_EXERCISE DIRECTIONS:_ Drop all images and give the records again exactly.

[Data excerpts]
────────────────

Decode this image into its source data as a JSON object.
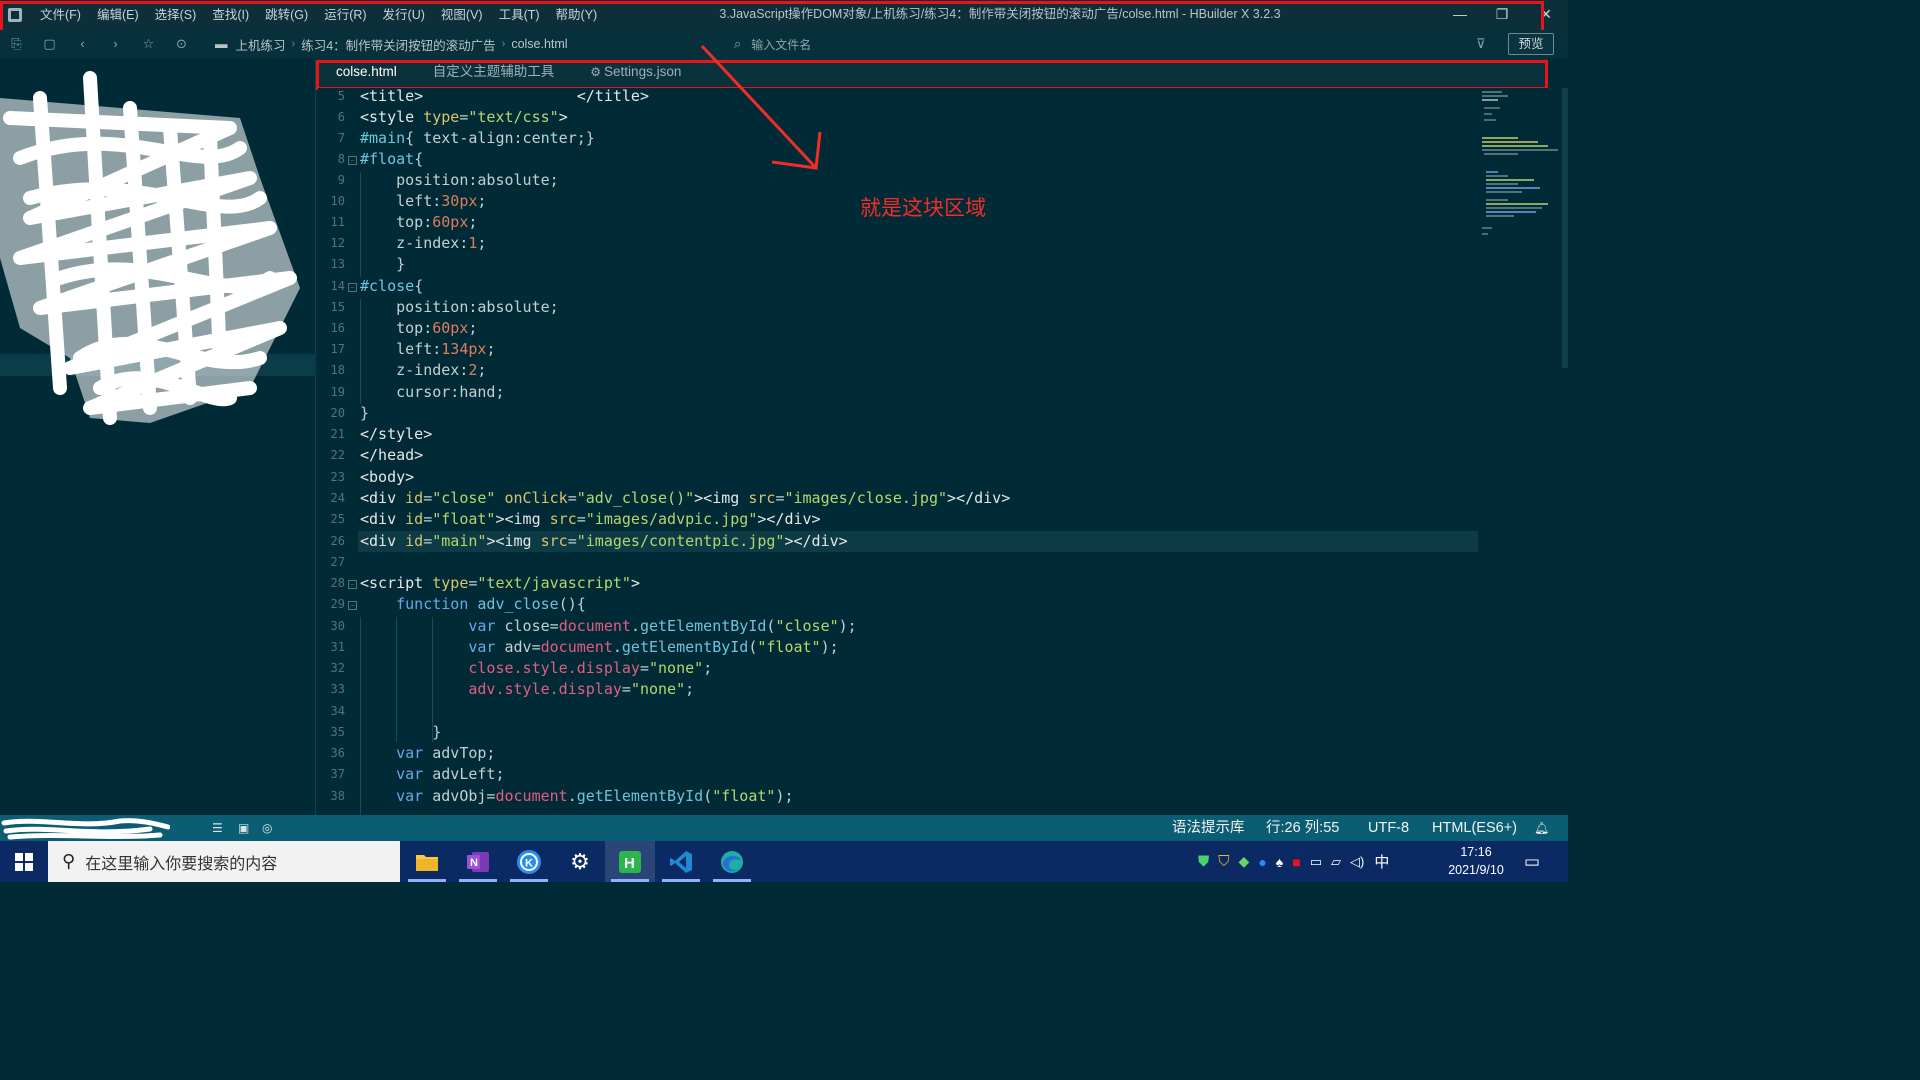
{
  "titlebar": {
    "menu": [
      "文件(F)",
      "编辑(E)",
      "选择(S)",
      "查找(I)",
      "跳转(G)",
      "运行(R)",
      "发行(U)",
      "视图(V)",
      "工具(T)",
      "帮助(Y)"
    ],
    "window_title": "3.JavaScript操作DOM对象/上机练习/练习4：制作带关闭按钮的滚动广告/colse.html - HBuilder X 3.2.3",
    "minimize": "—",
    "restore": "❐",
    "close": "✕"
  },
  "toolbar": {
    "breadcrumbs": [
      "上机练习",
      "练习4：制作带关闭按钮的滚动广告",
      "colse.html"
    ],
    "file_search_placeholder": "输入文件名",
    "preview_label": "预览"
  },
  "tabs": [
    {
      "label": "colse.html",
      "active": true
    },
    {
      "label": "自定义主题辅助工具",
      "active": false
    },
    {
      "label": "Settings.json",
      "active": false,
      "icon": "gear-icon"
    }
  ],
  "editor": {
    "line_numbers": [
      "5",
      "6",
      "7",
      "8",
      "9",
      "10",
      "11",
      "12",
      "13",
      "14",
      "15",
      "16",
      "17",
      "18",
      "19",
      "20",
      "21",
      "22",
      "23",
      "24",
      "25",
      "26",
      "27",
      "28",
      "29",
      "30",
      "31",
      "32",
      "33",
      "34",
      "35",
      "36",
      "37",
      "38"
    ],
    "fold_lines": [
      "8",
      "14",
      "28",
      "29"
    ],
    "current_line": "26"
  },
  "annotation": {
    "text": "就是这块区域",
    "color": "#f02d26"
  },
  "statusbar": {
    "syntax_lib": "语法提示库",
    "position": "行:26 列:55",
    "encoding": "UTF-8",
    "language": "HTML(ES6+)"
  },
  "taskbar": {
    "search_placeholder": "在这里输入你要搜索的内容",
    "apps": [
      "file-explorer-icon",
      "onenote-icon",
      "k-app-icon",
      "settings-icon",
      "hbuilder-icon",
      "vscode-icon",
      "edge-icon"
    ],
    "time": "17:16",
    "date": "2021/9/10",
    "ime": "中"
  },
  "colors": {
    "editor_bg": "#002b36",
    "statusbar_bg": "#0a5d72",
    "taskbar_bg": "#0b2a63",
    "highlight_frame": "#e8131b"
  }
}
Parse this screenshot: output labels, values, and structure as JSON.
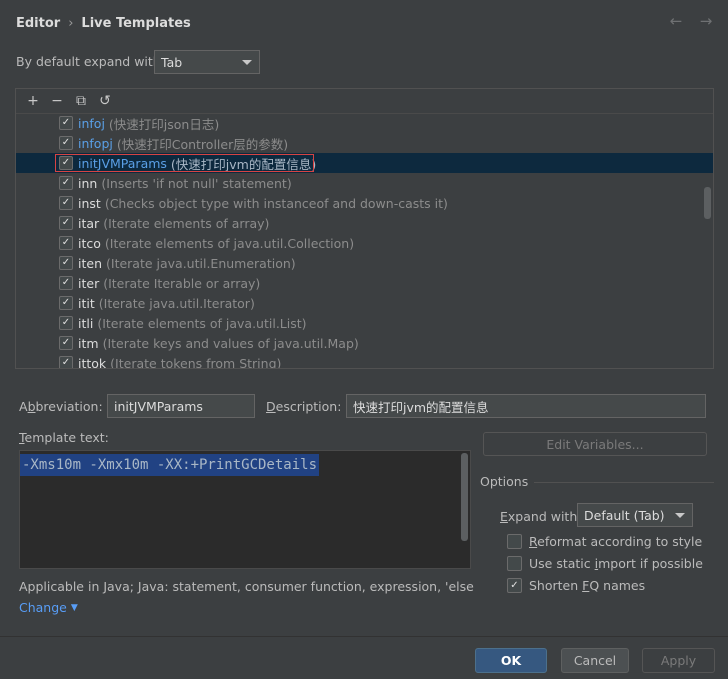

────────────────

_FINAL RESULT:_
Decode this image into its source data as a JSON object.
{
  "titlebar": {
    "menu": [
      "文件(F)",
      "编辑(E)",
      "选择(S)",
      "查找(I)",
      "跳转(G)",
      "运行(R)",
      "发行(U)",
      "视图(V)",
      "工具(T)",
      "帮助(Y)"
    ],
    "window_title": "3.JavaScript操作DOM对象/上机练习/练习4：制作带关闭按钮的滚动广告/colse.html - HBuilder X 3.2.3",
    "minimize": "—",
    "restore": "❐",
    "close": "✕"
  },
  "toolbar": {
    "breadcrumbs": [
      "上机练习",
      "练习4：制作带关闭按钮的滚动广告",
      "colse.html"
    ],
    "file_search_placeholder": "输入文件名",
    "preview_label": "预览"
  },
  "tabs": [
    {
      "label": "colse.html",
      "active": true
    },
    {
      "label": "自定义主题辅助工具",
      "active": false
    },
    {
      "label": "Settings.json",
      "active": false,
      "icon": "gear-icon"
    }
  ],
  "editor": {
    "line_numbers": [
      "5",
      "6",
      "7",
      "8",
      "9",
      "10",
      "11",
      "12",
      "13",
      "14",
      "15",
      "16",
      "17",
      "18",
      "19",
      "20",
      "21",
      "22",
      "23",
      "24",
      "25",
      "26",
      "27",
      "28",
      "29",
      "30",
      "31",
      "32",
      "33",
      "34",
      "35",
      "36",
      "37",
      "38"
    ],
    "fold_lines": [
      "8",
      "14",
      "28",
      "29"
    ],
    "current_line": "26"
  },
  "annotation": {
    "text": "就是这块区域",
    "color": "#f02d26"
  },
  "statusbar": {
    "syntax_lib": "语法提示库",
    "position": "行:26 列:55",
    "encoding": "UTF-8",
    "language": "HTML(ES6+)"
  },
  "taskbar": {
    "search_placeholder": "在这里输入你要搜索的内容",
    "apps": [
      "file-explorer-icon",
      "onenote-icon",
      "k-app-icon",
      "settings-icon",
      "hbuilder-icon",
      "vscode-icon",
      "edge-icon"
    ],
    "time": "17:16",
    "date": "2021/9/10",
    "ime": "中"
  },
  "colors": {
    "editor_bg": "#002b36",
    "statusbar_bg": "#0a5d72",
    "taskbar_bg": "#0b2a63",
    "highlight_frame": "#e8131b"
  }
}
Parse this screenshot: output labels, values, and structure as JSON.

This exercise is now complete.